# Provided entries start

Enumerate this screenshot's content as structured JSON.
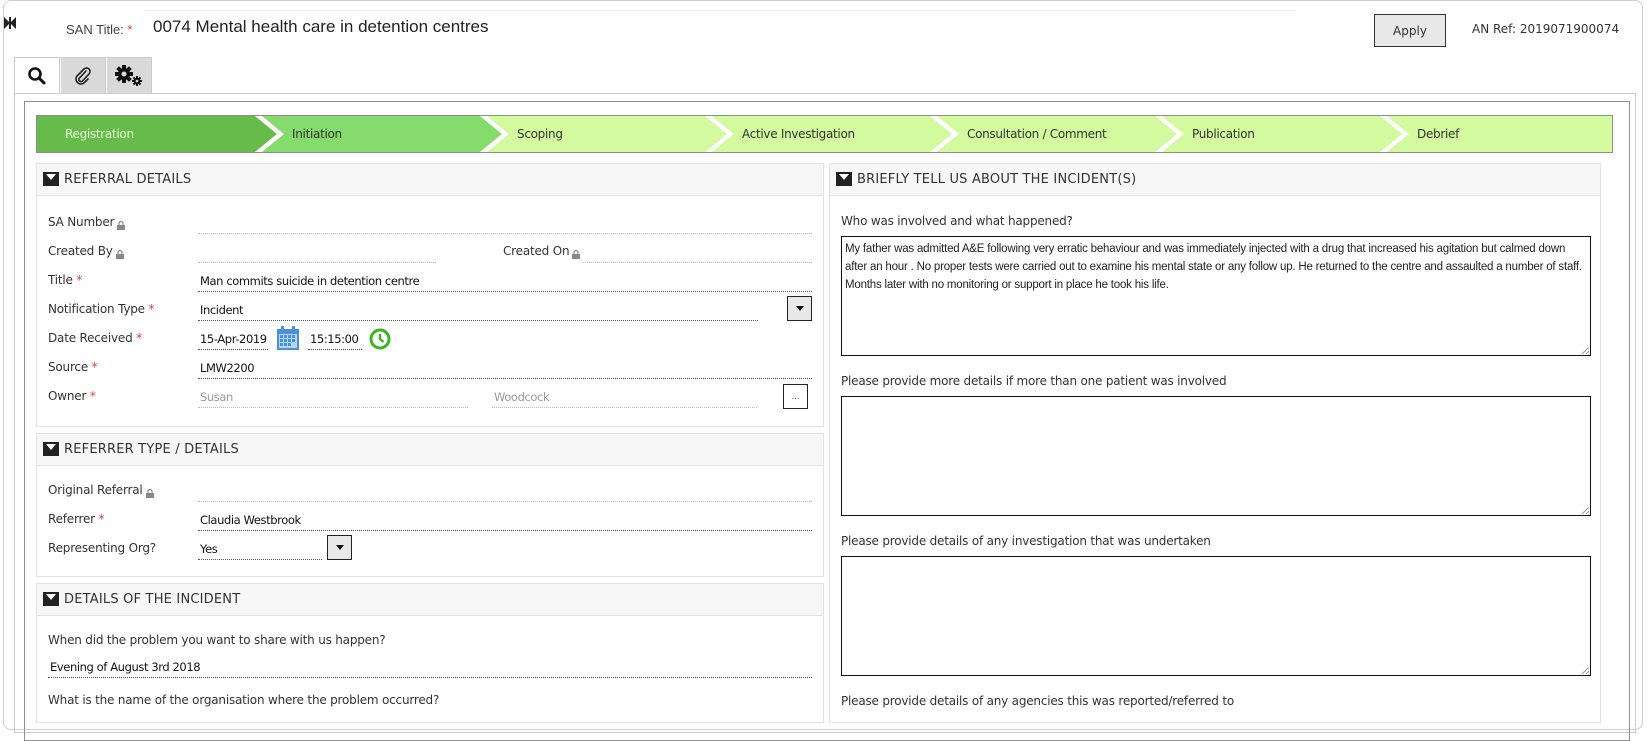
{
  "header": {
    "san_title_label": "SAN Title:",
    "required_mark": "*",
    "san_title_value": "0074 Mental health care in detention centres",
    "apply_label": "Apply",
    "an_ref": "AN Ref: 2019071900074"
  },
  "tabs": [
    {
      "icon": "search-icon",
      "active": true
    },
    {
      "icon": "paperclip-icon",
      "active": false
    },
    {
      "icon": "gears-icon",
      "active": false
    }
  ],
  "stepper": {
    "steps": [
      {
        "label": "Registration",
        "state": "done"
      },
      {
        "label": "Initiation",
        "state": "current"
      },
      {
        "label": "Scoping",
        "state": "pending"
      },
      {
        "label": "Active Investigation",
        "state": "pending"
      },
      {
        "label": "Consultation / Comment",
        "state": "pending"
      },
      {
        "label": "Publication",
        "state": "pending"
      },
      {
        "label": "Debrief",
        "state": "pending"
      }
    ],
    "colors": {
      "done": "#66bb4a",
      "current": "#85db6b",
      "pending": "#d3fa9f"
    }
  },
  "referral_details": {
    "title": "REFERRAL DETAILS",
    "sa_number_label": "SA Number",
    "sa_number_value": "",
    "created_by_label": "Created By",
    "created_by_value": "",
    "created_on_label": "Created On",
    "created_on_value": "",
    "title_label": "Title",
    "title_value": "Man commits suicide in detention centre",
    "notification_type_label": "Notification Type",
    "notification_type_value": "Incident",
    "date_received_label": "Date Received",
    "date_value": "15-Apr-2019",
    "time_value": "15:15:00",
    "source_label": "Source",
    "source_value": "LMW2200",
    "owner_label": "Owner",
    "owner_first": "Susan",
    "owner_last": "Woodcock",
    "owner_lookup_label": "..."
  },
  "referrer": {
    "title": "REFERRER TYPE / DETAILS",
    "original_referral_label": "Original Referral",
    "original_referral_value": "",
    "referrer_label": "Referrer",
    "referrer_value": "Claudia Westbrook",
    "representing_org_label": "Representing Org?",
    "representing_org_value": "Yes"
  },
  "incident_details": {
    "title": "DETAILS OF THE INCIDENT",
    "q1": "When did the problem you want to share with us happen?",
    "a1": "Evening of August 3rd 2018",
    "q2": "What is the name of the organisation where the problem occurred?"
  },
  "incident_story": {
    "title": "BRIEFLY TELL US ABOUT THE INCIDENT(S)",
    "q1": "Who was involved and what happened?",
    "a1": "My father was admitted A&E following very erratic behaviour and was immediately injected with a drug that increased his agitation but calmed down after an hour . No proper tests were carried out to examine his mental state or any follow up. He returned to the centre and assaulted a number of staff. Months later with no monitoring or support in place he took his life.",
    "q2": "Please provide more details if more than one patient was involved",
    "a2": "",
    "q3": "Please provide details of any investigation that was undertaken",
    "a3": "",
    "q4": "Please provide details of any agencies this was reported/referred to"
  }
}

# Provided entries end

Aim — Each entry shown above must be quoted exactly, with its pictures left out.

The result —
Enumerate this screenshot's content as structured JSON.
{
  "header": {
    "san_title_label": "SAN Title:",
    "required_mark": "*",
    "san_title_value": "0074 Mental health care in detention centres",
    "apply_label": "Apply",
    "an_ref": "AN Ref: 2019071900074"
  },
  "tabs": [
    {
      "icon": "search-icon",
      "active": true
    },
    {
      "icon": "paperclip-icon",
      "active": false
    },
    {
      "icon": "gears-icon",
      "active": false
    }
  ],
  "stepper": {
    "steps": [
      {
        "label": "Registration",
        "state": "done"
      },
      {
        "label": "Initiation",
        "state": "current"
      },
      {
        "label": "Scoping",
        "state": "pending"
      },
      {
        "label": "Active Investigation",
        "state": "pending"
      },
      {
        "label": "Consultation / Comment",
        "state": "pending"
      },
      {
        "label": "Publication",
        "state": "pending"
      },
      {
        "label": "Debrief",
        "state": "pending"
      }
    ],
    "colors": {
      "done": "#66bb4a",
      "current": "#85db6b",
      "pending": "#d3fa9f"
    }
  },
  "referral_details": {
    "title": "REFERRAL DETAILS",
    "sa_number_label": "SA Number",
    "sa_number_value": "",
    "created_by_label": "Created By",
    "created_by_value": "",
    "created_on_label": "Created On",
    "created_on_value": "",
    "title_label": "Title",
    "title_value": "Man commits suicide in detention centre",
    "notification_type_label": "Notification Type",
    "notification_type_value": "Incident",
    "date_received_label": "Date Received",
    "date_value": "15-Apr-2019",
    "time_value": "15:15:00",
    "source_label": "Source",
    "source_value": "LMW2200",
    "owner_label": "Owner",
    "owner_first": "Susan",
    "owner_last": "Woodcock",
    "owner_lookup_label": "..."
  },
  "referrer": {
    "title": "REFERRER TYPE / DETAILS",
    "original_referral_label": "Original Referral",
    "original_referral_value": "",
    "referrer_label": "Referrer",
    "referrer_value": "Claudia Westbrook",
    "representing_org_label": "Representing Org?",
    "representing_org_value": "Yes"
  },
  "incident_details": {
    "title": "DETAILS OF THE INCIDENT",
    "q1": "When did the problem you want to share with us happen?",
    "a1": "Evening of August 3rd 2018",
    "q2": "What is the name of the organisation where the problem occurred?"
  },
  "incident_story": {
    "title": "BRIEFLY TELL US ABOUT THE INCIDENT(S)",
    "q1": "Who was involved and what happened?",
    "a1": "My father was admitted A&E following very erratic behaviour and was immediately injected with a drug that increased his agitation but calmed down after an hour . No proper tests were carried out to examine his mental state or any follow up. He returned to the centre and assaulted a number of staff. Months later with no monitoring or support in place he took his life.",
    "q2": "Please provide more details if more than one patient was involved",
    "a2": "",
    "q3": "Please provide details of any investigation that was undertaken",
    "a3": "",
    "q4": "Please provide details of any agencies this was reported/referred to"
  }
}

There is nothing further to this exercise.